Lines containing the word "channel" are to be counted; state their number and nothing further.

──────────────────────────────

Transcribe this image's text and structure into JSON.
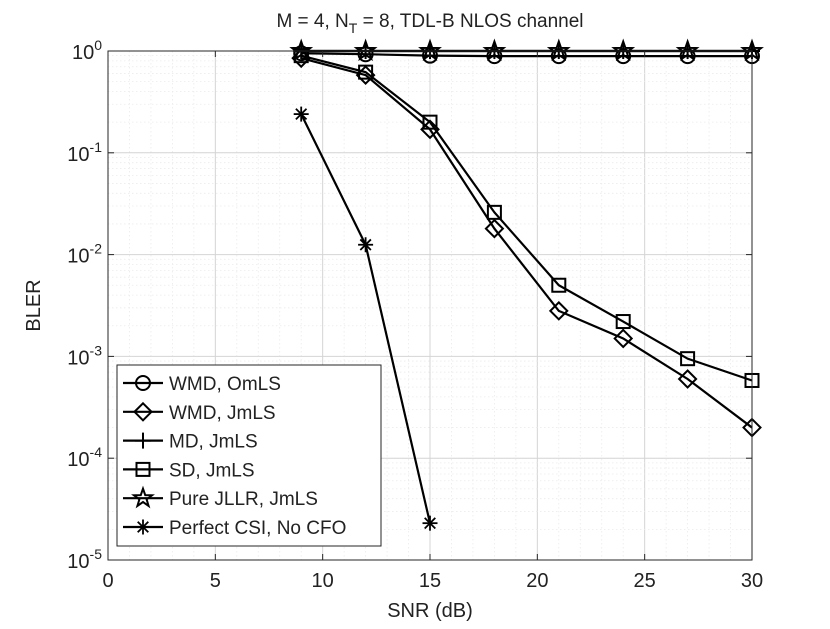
{
  "chart_data": {
    "type": "line",
    "title_parts": [
      "M = 4, N",
      "T",
      " = 8, TDL-B NLOS channel"
    ],
    "title": "M = 4, N_T = 8, TDL-B NLOS channel",
    "xlabel": "SNR (dB)",
    "ylabel": "BLER",
    "xscale": "linear",
    "yscale": "log",
    "xlim": [
      0,
      30
    ],
    "ylim": [
      1e-05,
      1
    ],
    "xticks": [
      0,
      5,
      10,
      15,
      20,
      25,
      30
    ],
    "xtick_labels": [
      "0",
      "5",
      "10",
      "15",
      "20",
      "25",
      "30"
    ],
    "yticks": [
      1e-05,
      0.0001,
      0.001,
      0.01,
      0.1,
      1
    ],
    "ytick_labels": [
      {
        "base": "10",
        "exp": "-5"
      },
      {
        "base": "10",
        "exp": "-4"
      },
      {
        "base": "10",
        "exp": "-3"
      },
      {
        "base": "10",
        "exp": "-2"
      },
      {
        "base": "10",
        "exp": "-1"
      },
      {
        "base": "10",
        "exp": "0"
      }
    ],
    "grid": true,
    "minor_grid": true,
    "legend_position": "bottom-left",
    "series": [
      {
        "name": "WMD, OmLS",
        "marker": "circle",
        "x": [
          9,
          12,
          15,
          18,
          21,
          24,
          27,
          30
        ],
        "y": [
          0.95,
          0.93,
          0.9,
          0.89,
          0.89,
          0.89,
          0.89,
          0.89
        ]
      },
      {
        "name": "WMD, JmLS",
        "marker": "diamond",
        "x": [
          9,
          12,
          15,
          18,
          21,
          24,
          27,
          30
        ],
        "y": [
          0.85,
          0.58,
          0.17,
          0.018,
          0.0028,
          0.0015,
          0.0006,
          0.0002
        ]
      },
      {
        "name": "MD, JmLS",
        "marker": "plus",
        "x": [
          9,
          12,
          15,
          18,
          21,
          24,
          27,
          30
        ],
        "y": [
          1.0,
          1.0,
          1.0,
          1.0,
          1.0,
          1.0,
          1.0,
          1.0
        ]
      },
      {
        "name": "SD, JmLS",
        "marker": "square",
        "x": [
          9,
          12,
          15,
          18,
          21,
          24,
          27,
          30
        ],
        "y": [
          0.9,
          0.62,
          0.2,
          0.026,
          0.005,
          0.0022,
          0.00095,
          0.00058
        ]
      },
      {
        "name": "Pure JLLR, JmLS",
        "marker": "pentagram",
        "x": [
          9,
          12,
          15,
          18,
          21,
          24,
          27,
          30
        ],
        "y": [
          1.0,
          1.0,
          1.0,
          1.0,
          1.0,
          1.0,
          1.0,
          1.0
        ]
      },
      {
        "name": "Perfect CSI, No CFO",
        "marker": "asterisk",
        "x": [
          9,
          12,
          15
        ],
        "y": [
          0.24,
          0.0125,
          2.3e-05
        ]
      }
    ]
  }
}
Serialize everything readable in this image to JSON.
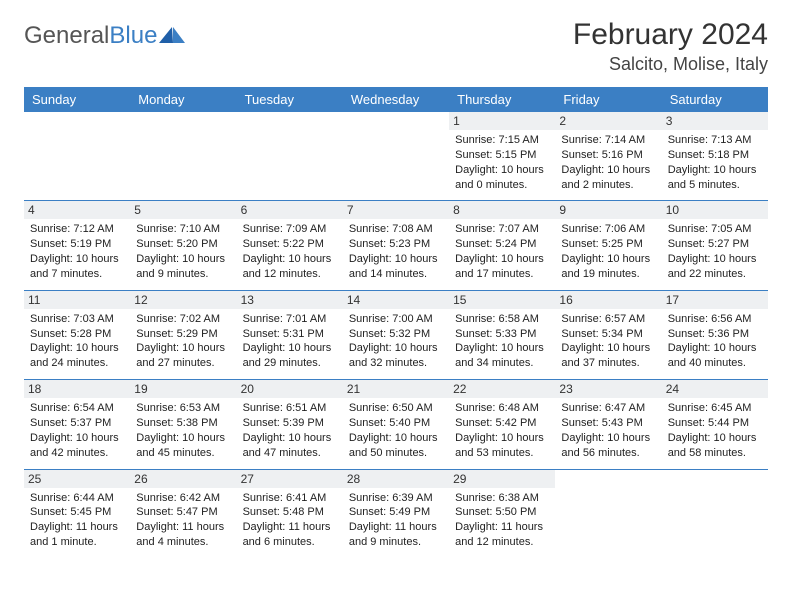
{
  "brand": {
    "name_part1": "General",
    "name_part2": "Blue"
  },
  "header": {
    "month_title": "February 2024",
    "location": "Salcito, Molise, Italy"
  },
  "colors": {
    "header_bg": "#3b7fc4",
    "header_text": "#ffffff",
    "daynum_bg": "#eef0f2",
    "row_border": "#3b7fc4",
    "page_bg": "#ffffff"
  },
  "typography": {
    "month_title_fontsize": 30,
    "location_fontsize": 18,
    "weekday_fontsize": 13,
    "cell_fontsize": 11
  },
  "calendar": {
    "weekdays": [
      "Sunday",
      "Monday",
      "Tuesday",
      "Wednesday",
      "Thursday",
      "Friday",
      "Saturday"
    ],
    "weeks": [
      [
        null,
        null,
        null,
        null,
        {
          "day": "1",
          "sunrise": "Sunrise: 7:15 AM",
          "sunset": "Sunset: 5:15 PM",
          "daylight1": "Daylight: 10 hours",
          "daylight2": "and 0 minutes."
        },
        {
          "day": "2",
          "sunrise": "Sunrise: 7:14 AM",
          "sunset": "Sunset: 5:16 PM",
          "daylight1": "Daylight: 10 hours",
          "daylight2": "and 2 minutes."
        },
        {
          "day": "3",
          "sunrise": "Sunrise: 7:13 AM",
          "sunset": "Sunset: 5:18 PM",
          "daylight1": "Daylight: 10 hours",
          "daylight2": "and 5 minutes."
        }
      ],
      [
        {
          "day": "4",
          "sunrise": "Sunrise: 7:12 AM",
          "sunset": "Sunset: 5:19 PM",
          "daylight1": "Daylight: 10 hours",
          "daylight2": "and 7 minutes."
        },
        {
          "day": "5",
          "sunrise": "Sunrise: 7:10 AM",
          "sunset": "Sunset: 5:20 PM",
          "daylight1": "Daylight: 10 hours",
          "daylight2": "and 9 minutes."
        },
        {
          "day": "6",
          "sunrise": "Sunrise: 7:09 AM",
          "sunset": "Sunset: 5:22 PM",
          "daylight1": "Daylight: 10 hours",
          "daylight2": "and 12 minutes."
        },
        {
          "day": "7",
          "sunrise": "Sunrise: 7:08 AM",
          "sunset": "Sunset: 5:23 PM",
          "daylight1": "Daylight: 10 hours",
          "daylight2": "and 14 minutes."
        },
        {
          "day": "8",
          "sunrise": "Sunrise: 7:07 AM",
          "sunset": "Sunset: 5:24 PM",
          "daylight1": "Daylight: 10 hours",
          "daylight2": "and 17 minutes."
        },
        {
          "day": "9",
          "sunrise": "Sunrise: 7:06 AM",
          "sunset": "Sunset: 5:25 PM",
          "daylight1": "Daylight: 10 hours",
          "daylight2": "and 19 minutes."
        },
        {
          "day": "10",
          "sunrise": "Sunrise: 7:05 AM",
          "sunset": "Sunset: 5:27 PM",
          "daylight1": "Daylight: 10 hours",
          "daylight2": "and 22 minutes."
        }
      ],
      [
        {
          "day": "11",
          "sunrise": "Sunrise: 7:03 AM",
          "sunset": "Sunset: 5:28 PM",
          "daylight1": "Daylight: 10 hours",
          "daylight2": "and 24 minutes."
        },
        {
          "day": "12",
          "sunrise": "Sunrise: 7:02 AM",
          "sunset": "Sunset: 5:29 PM",
          "daylight1": "Daylight: 10 hours",
          "daylight2": "and 27 minutes."
        },
        {
          "day": "13",
          "sunrise": "Sunrise: 7:01 AM",
          "sunset": "Sunset: 5:31 PM",
          "daylight1": "Daylight: 10 hours",
          "daylight2": "and 29 minutes."
        },
        {
          "day": "14",
          "sunrise": "Sunrise: 7:00 AM",
          "sunset": "Sunset: 5:32 PM",
          "daylight1": "Daylight: 10 hours",
          "daylight2": "and 32 minutes."
        },
        {
          "day": "15",
          "sunrise": "Sunrise: 6:58 AM",
          "sunset": "Sunset: 5:33 PM",
          "daylight1": "Daylight: 10 hours",
          "daylight2": "and 34 minutes."
        },
        {
          "day": "16",
          "sunrise": "Sunrise: 6:57 AM",
          "sunset": "Sunset: 5:34 PM",
          "daylight1": "Daylight: 10 hours",
          "daylight2": "and 37 minutes."
        },
        {
          "day": "17",
          "sunrise": "Sunrise: 6:56 AM",
          "sunset": "Sunset: 5:36 PM",
          "daylight1": "Daylight: 10 hours",
          "daylight2": "and 40 minutes."
        }
      ],
      [
        {
          "day": "18",
          "sunrise": "Sunrise: 6:54 AM",
          "sunset": "Sunset: 5:37 PM",
          "daylight1": "Daylight: 10 hours",
          "daylight2": "and 42 minutes."
        },
        {
          "day": "19",
          "sunrise": "Sunrise: 6:53 AM",
          "sunset": "Sunset: 5:38 PM",
          "daylight1": "Daylight: 10 hours",
          "daylight2": "and 45 minutes."
        },
        {
          "day": "20",
          "sunrise": "Sunrise: 6:51 AM",
          "sunset": "Sunset: 5:39 PM",
          "daylight1": "Daylight: 10 hours",
          "daylight2": "and 47 minutes."
        },
        {
          "day": "21",
          "sunrise": "Sunrise: 6:50 AM",
          "sunset": "Sunset: 5:40 PM",
          "daylight1": "Daylight: 10 hours",
          "daylight2": "and 50 minutes."
        },
        {
          "day": "22",
          "sunrise": "Sunrise: 6:48 AM",
          "sunset": "Sunset: 5:42 PM",
          "daylight1": "Daylight: 10 hours",
          "daylight2": "and 53 minutes."
        },
        {
          "day": "23",
          "sunrise": "Sunrise: 6:47 AM",
          "sunset": "Sunset: 5:43 PM",
          "daylight1": "Daylight: 10 hours",
          "daylight2": "and 56 minutes."
        },
        {
          "day": "24",
          "sunrise": "Sunrise: 6:45 AM",
          "sunset": "Sunset: 5:44 PM",
          "daylight1": "Daylight: 10 hours",
          "daylight2": "and 58 minutes."
        }
      ],
      [
        {
          "day": "25",
          "sunrise": "Sunrise: 6:44 AM",
          "sunset": "Sunset: 5:45 PM",
          "daylight1": "Daylight: 11 hours",
          "daylight2": "and 1 minute."
        },
        {
          "day": "26",
          "sunrise": "Sunrise: 6:42 AM",
          "sunset": "Sunset: 5:47 PM",
          "daylight1": "Daylight: 11 hours",
          "daylight2": "and 4 minutes."
        },
        {
          "day": "27",
          "sunrise": "Sunrise: 6:41 AM",
          "sunset": "Sunset: 5:48 PM",
          "daylight1": "Daylight: 11 hours",
          "daylight2": "and 6 minutes."
        },
        {
          "day": "28",
          "sunrise": "Sunrise: 6:39 AM",
          "sunset": "Sunset: 5:49 PM",
          "daylight1": "Daylight: 11 hours",
          "daylight2": "and 9 minutes."
        },
        {
          "day": "29",
          "sunrise": "Sunrise: 6:38 AM",
          "sunset": "Sunset: 5:50 PM",
          "daylight1": "Daylight: 11 hours",
          "daylight2": "and 12 minutes."
        },
        null,
        null
      ]
    ]
  }
}
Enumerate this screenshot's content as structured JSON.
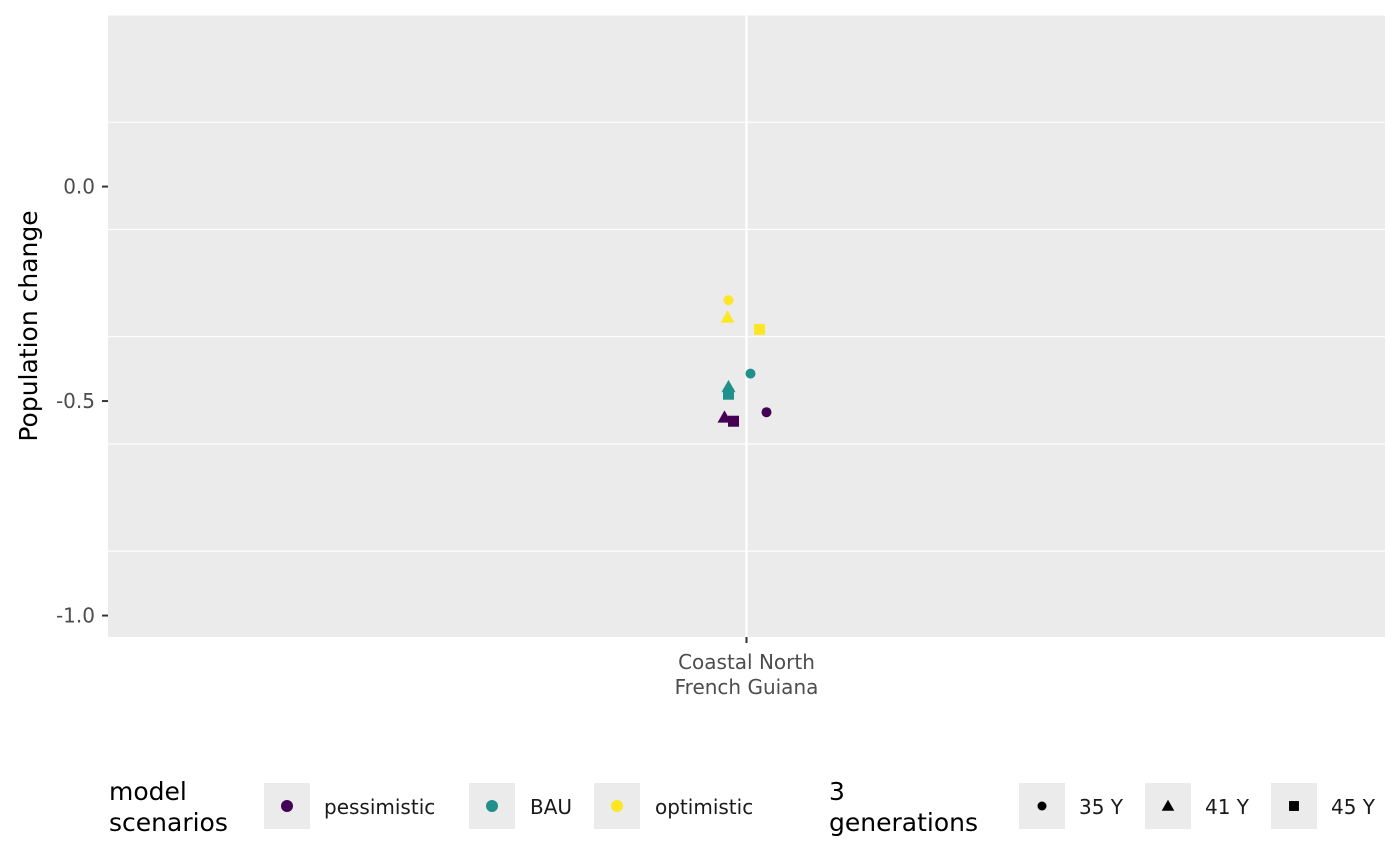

──────────────────────────────

## Expected answer
2